● **PROBLEM**
Copy out all the lines where "settings" shows up.

● **RECORD LIST**

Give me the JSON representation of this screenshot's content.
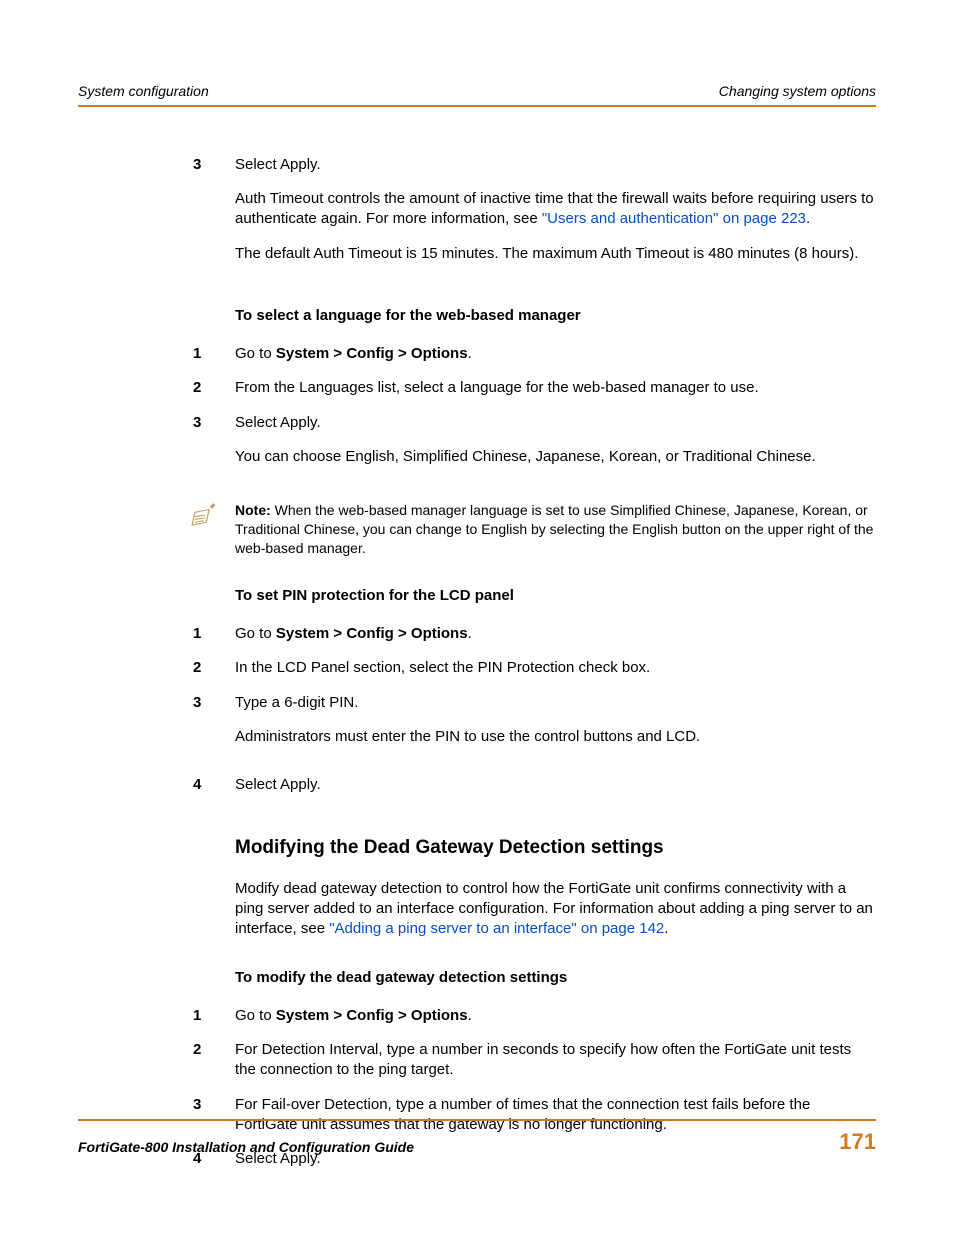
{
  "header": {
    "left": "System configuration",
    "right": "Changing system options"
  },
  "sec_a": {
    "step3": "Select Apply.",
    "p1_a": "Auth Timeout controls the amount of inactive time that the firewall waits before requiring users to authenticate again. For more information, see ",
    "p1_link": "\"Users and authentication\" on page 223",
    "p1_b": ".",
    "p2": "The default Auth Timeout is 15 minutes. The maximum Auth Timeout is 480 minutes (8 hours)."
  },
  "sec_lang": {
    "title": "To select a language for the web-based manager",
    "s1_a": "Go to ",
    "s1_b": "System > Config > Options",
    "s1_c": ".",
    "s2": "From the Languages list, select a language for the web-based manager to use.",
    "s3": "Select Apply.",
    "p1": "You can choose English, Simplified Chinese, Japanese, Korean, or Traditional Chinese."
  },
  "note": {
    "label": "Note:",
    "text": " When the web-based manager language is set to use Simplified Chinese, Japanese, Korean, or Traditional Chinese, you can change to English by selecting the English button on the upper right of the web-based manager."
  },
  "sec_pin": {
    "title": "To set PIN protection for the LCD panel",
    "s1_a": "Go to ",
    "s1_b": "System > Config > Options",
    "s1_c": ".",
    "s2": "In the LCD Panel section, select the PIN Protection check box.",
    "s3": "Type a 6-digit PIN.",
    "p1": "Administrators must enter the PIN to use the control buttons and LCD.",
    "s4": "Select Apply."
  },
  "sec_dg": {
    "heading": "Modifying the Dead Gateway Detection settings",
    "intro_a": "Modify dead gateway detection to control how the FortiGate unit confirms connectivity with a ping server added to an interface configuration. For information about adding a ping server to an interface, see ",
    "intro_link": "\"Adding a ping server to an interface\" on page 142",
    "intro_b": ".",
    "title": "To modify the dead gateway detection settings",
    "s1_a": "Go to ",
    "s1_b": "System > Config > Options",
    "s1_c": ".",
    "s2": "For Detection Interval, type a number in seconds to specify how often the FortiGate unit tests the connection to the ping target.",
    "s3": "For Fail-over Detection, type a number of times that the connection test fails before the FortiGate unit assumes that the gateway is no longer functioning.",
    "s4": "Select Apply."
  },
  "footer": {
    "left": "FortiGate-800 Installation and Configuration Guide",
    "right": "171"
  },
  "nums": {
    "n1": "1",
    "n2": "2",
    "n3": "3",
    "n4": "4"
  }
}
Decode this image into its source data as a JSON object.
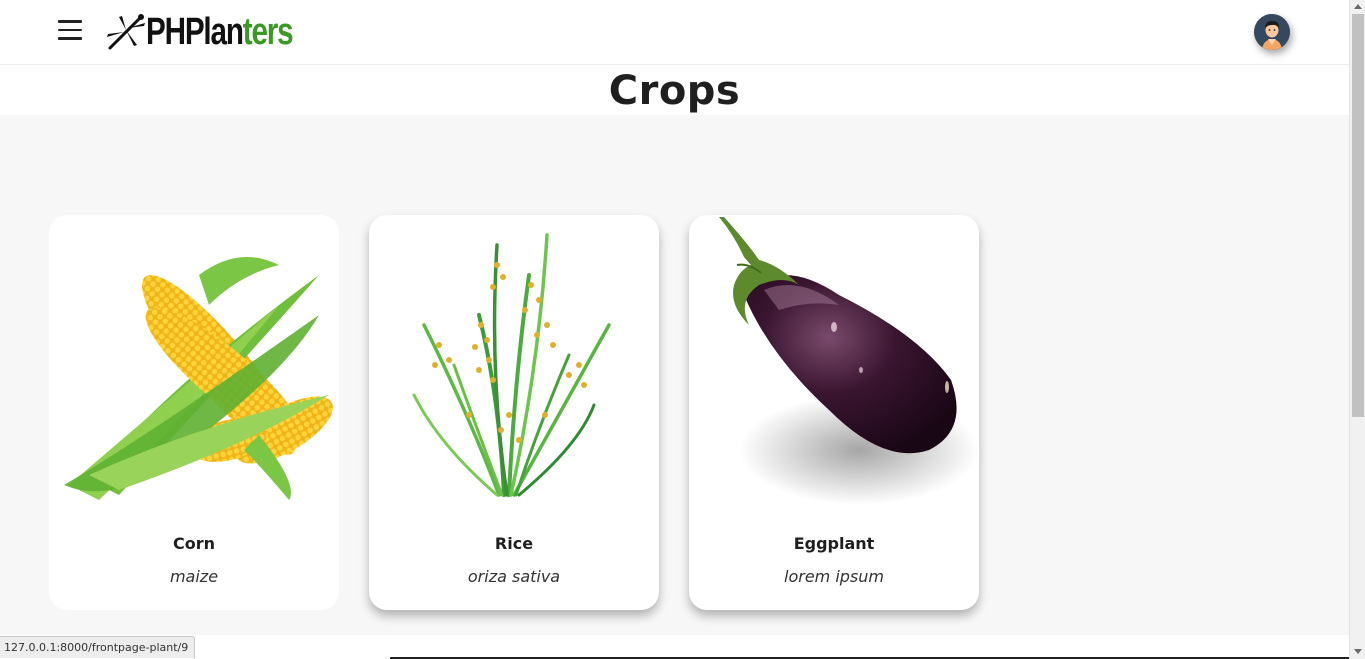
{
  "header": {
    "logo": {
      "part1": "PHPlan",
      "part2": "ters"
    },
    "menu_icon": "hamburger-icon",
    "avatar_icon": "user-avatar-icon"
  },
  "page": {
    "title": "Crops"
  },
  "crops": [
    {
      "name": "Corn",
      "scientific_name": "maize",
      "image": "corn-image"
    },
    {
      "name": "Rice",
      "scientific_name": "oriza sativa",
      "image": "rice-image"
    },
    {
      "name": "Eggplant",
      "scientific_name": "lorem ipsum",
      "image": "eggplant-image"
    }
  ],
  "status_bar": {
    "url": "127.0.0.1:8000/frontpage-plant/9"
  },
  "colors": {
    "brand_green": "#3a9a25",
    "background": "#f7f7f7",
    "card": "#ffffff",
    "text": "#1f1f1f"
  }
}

● **ANSWER**
    "heading": "Modifying the Dead Gateway Detection settings",
    "title": "To modify the dead gateway detection settings",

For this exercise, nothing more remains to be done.